• _Collected data_
# # # #

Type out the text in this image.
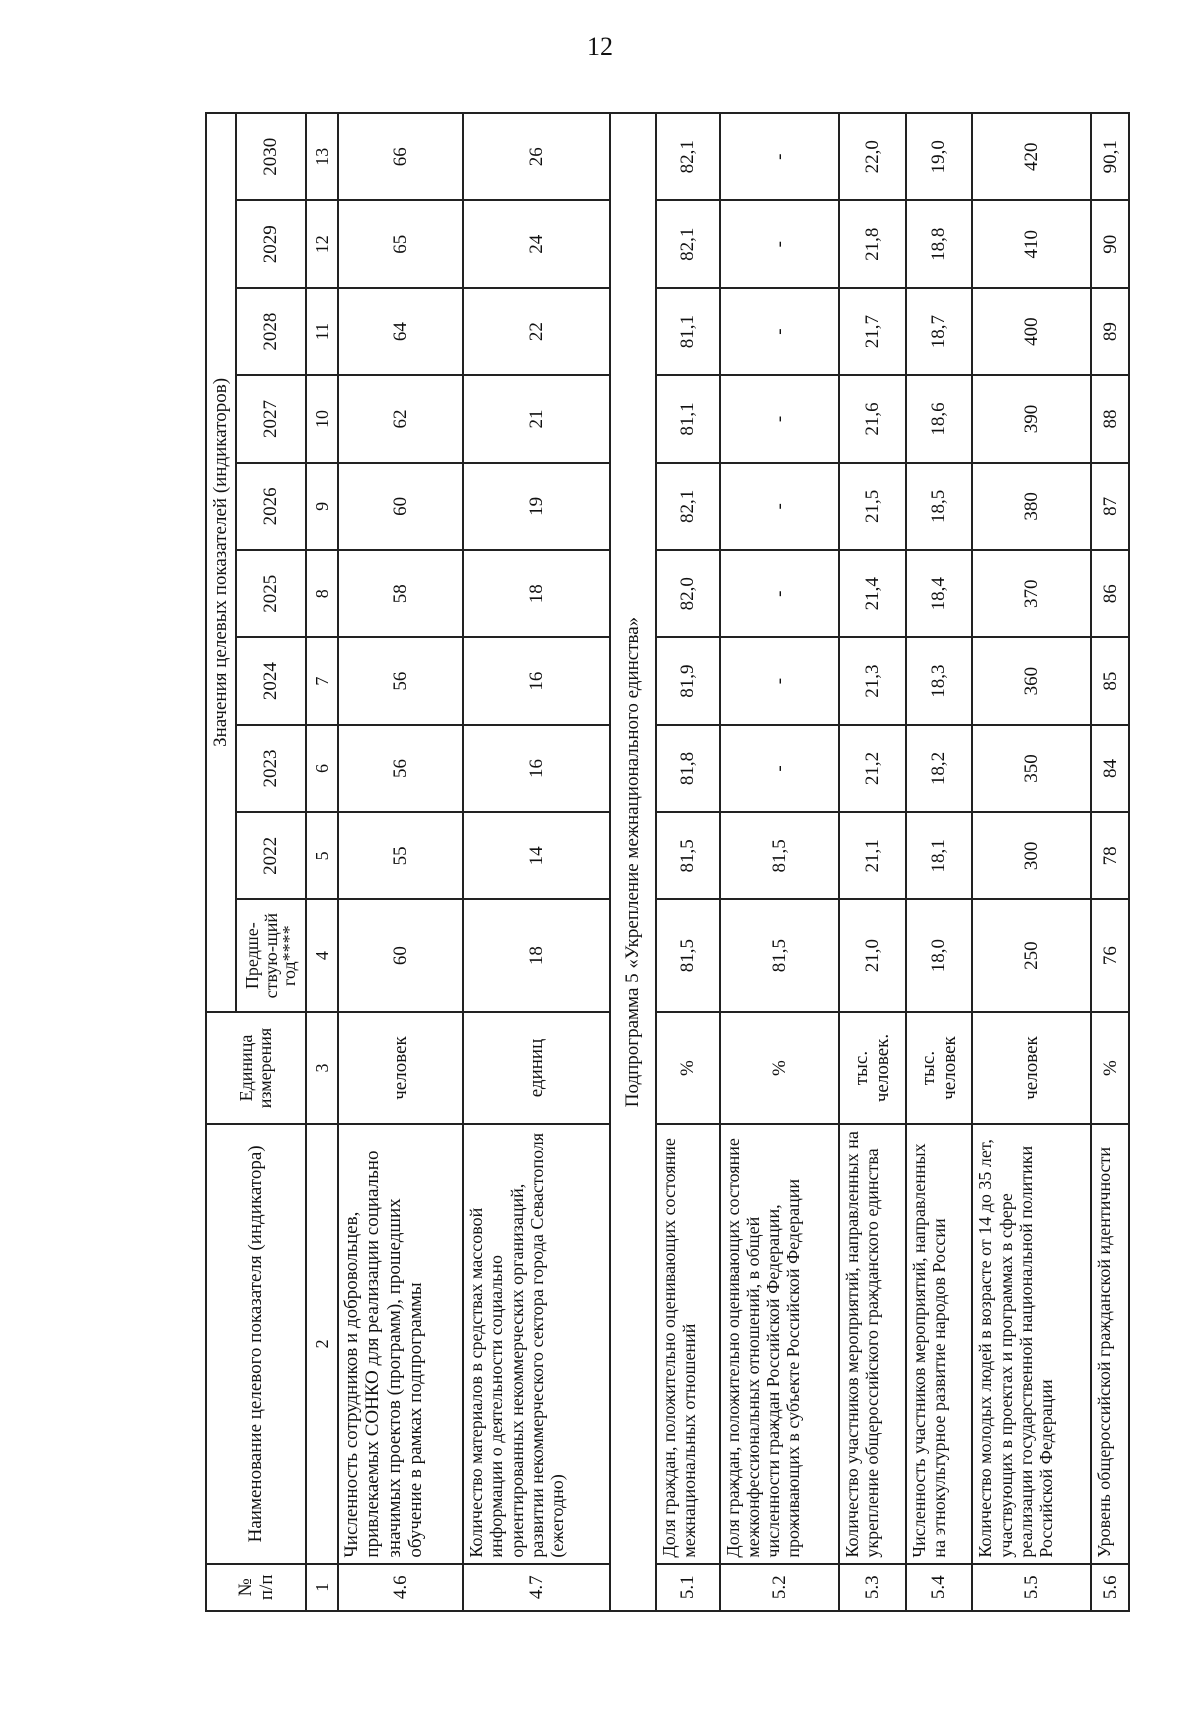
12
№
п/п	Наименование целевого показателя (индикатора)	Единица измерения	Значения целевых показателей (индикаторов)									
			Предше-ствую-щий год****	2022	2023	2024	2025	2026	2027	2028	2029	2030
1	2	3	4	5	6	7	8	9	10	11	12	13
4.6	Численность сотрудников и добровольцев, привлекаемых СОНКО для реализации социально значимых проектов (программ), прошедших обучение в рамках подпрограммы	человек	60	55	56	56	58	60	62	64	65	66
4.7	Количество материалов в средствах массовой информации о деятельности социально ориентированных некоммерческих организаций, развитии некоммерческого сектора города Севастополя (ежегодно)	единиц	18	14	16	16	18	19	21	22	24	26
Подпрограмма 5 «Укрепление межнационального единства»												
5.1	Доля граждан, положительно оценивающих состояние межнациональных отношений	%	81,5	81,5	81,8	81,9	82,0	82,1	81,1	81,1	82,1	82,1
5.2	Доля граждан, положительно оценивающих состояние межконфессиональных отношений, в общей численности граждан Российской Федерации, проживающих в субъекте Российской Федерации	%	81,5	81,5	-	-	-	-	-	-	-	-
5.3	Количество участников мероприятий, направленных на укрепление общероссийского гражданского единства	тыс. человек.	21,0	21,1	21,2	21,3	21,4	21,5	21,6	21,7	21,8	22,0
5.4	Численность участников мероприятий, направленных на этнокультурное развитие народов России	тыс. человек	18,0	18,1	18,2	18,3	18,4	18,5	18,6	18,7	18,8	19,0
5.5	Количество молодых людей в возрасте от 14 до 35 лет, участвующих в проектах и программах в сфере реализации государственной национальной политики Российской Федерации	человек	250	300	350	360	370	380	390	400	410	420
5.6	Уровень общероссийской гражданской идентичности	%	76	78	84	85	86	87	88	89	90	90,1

# # # #

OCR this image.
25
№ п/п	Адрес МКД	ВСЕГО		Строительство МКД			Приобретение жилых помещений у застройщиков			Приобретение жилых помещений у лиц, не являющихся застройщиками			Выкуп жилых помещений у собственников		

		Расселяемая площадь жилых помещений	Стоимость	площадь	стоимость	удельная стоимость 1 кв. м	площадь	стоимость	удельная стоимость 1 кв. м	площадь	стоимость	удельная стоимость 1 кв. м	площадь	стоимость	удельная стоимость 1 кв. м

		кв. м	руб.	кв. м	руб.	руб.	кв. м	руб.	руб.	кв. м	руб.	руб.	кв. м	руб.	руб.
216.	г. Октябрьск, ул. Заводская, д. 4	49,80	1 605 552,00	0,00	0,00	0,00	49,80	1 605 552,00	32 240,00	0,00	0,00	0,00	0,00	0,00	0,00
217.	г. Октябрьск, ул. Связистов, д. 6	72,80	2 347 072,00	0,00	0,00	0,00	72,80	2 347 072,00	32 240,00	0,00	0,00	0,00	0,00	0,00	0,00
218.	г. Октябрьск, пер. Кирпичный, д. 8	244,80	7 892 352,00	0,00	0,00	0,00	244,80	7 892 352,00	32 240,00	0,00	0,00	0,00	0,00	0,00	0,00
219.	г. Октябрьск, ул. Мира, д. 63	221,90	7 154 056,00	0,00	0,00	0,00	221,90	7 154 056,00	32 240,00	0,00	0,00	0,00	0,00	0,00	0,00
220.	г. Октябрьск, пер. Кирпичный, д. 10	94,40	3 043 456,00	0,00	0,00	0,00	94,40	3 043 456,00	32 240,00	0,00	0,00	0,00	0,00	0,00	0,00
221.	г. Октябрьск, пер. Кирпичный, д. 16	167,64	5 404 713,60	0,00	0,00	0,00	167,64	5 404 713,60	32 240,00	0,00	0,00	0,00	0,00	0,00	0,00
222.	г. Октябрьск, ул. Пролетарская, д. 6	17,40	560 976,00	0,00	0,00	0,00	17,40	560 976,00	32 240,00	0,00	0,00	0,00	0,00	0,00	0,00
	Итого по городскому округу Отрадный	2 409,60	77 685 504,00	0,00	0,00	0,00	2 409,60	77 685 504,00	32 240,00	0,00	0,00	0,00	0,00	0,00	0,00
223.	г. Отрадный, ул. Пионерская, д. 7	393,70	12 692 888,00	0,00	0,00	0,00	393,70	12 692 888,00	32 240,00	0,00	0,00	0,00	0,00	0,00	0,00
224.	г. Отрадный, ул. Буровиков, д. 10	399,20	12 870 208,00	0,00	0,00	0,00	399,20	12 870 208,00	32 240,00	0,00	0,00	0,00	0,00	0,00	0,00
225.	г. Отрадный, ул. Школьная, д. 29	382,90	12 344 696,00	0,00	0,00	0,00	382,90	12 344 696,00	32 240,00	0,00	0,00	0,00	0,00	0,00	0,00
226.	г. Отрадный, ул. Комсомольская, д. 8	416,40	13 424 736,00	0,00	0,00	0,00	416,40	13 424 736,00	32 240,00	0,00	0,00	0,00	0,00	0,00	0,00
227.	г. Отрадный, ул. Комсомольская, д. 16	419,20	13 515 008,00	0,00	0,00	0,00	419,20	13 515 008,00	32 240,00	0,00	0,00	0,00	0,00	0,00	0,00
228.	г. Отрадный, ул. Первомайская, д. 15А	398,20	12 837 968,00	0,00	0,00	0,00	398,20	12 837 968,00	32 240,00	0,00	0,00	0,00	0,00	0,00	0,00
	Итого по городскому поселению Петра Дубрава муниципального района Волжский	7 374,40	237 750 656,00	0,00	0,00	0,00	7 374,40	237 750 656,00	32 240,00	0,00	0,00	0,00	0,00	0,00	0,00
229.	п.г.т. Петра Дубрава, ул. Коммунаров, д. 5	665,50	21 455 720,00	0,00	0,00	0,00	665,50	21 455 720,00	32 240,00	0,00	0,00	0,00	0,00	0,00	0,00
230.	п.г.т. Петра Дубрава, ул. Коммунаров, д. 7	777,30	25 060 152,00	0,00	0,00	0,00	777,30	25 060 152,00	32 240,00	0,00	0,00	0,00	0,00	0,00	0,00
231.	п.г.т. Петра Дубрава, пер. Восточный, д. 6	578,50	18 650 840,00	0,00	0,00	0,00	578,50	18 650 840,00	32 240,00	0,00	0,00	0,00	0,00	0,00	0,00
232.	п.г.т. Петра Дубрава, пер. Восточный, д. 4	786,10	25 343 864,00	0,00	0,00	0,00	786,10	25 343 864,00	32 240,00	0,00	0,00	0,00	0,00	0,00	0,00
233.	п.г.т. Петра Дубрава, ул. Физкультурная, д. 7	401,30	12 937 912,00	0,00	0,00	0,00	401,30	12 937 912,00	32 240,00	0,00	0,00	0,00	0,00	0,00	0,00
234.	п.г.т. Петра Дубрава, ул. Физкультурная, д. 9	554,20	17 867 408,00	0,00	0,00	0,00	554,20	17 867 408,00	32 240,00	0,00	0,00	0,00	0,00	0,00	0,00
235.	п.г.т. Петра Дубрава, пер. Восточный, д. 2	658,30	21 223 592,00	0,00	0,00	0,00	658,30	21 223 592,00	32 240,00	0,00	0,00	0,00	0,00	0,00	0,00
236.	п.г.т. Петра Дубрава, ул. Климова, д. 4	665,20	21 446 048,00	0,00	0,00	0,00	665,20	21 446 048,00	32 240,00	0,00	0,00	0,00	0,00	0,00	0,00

# # # #

• _Exercise details_
Reply with the number of lines in the preceding entries that contain "отношений", and no other words.

• _Output of the task_
2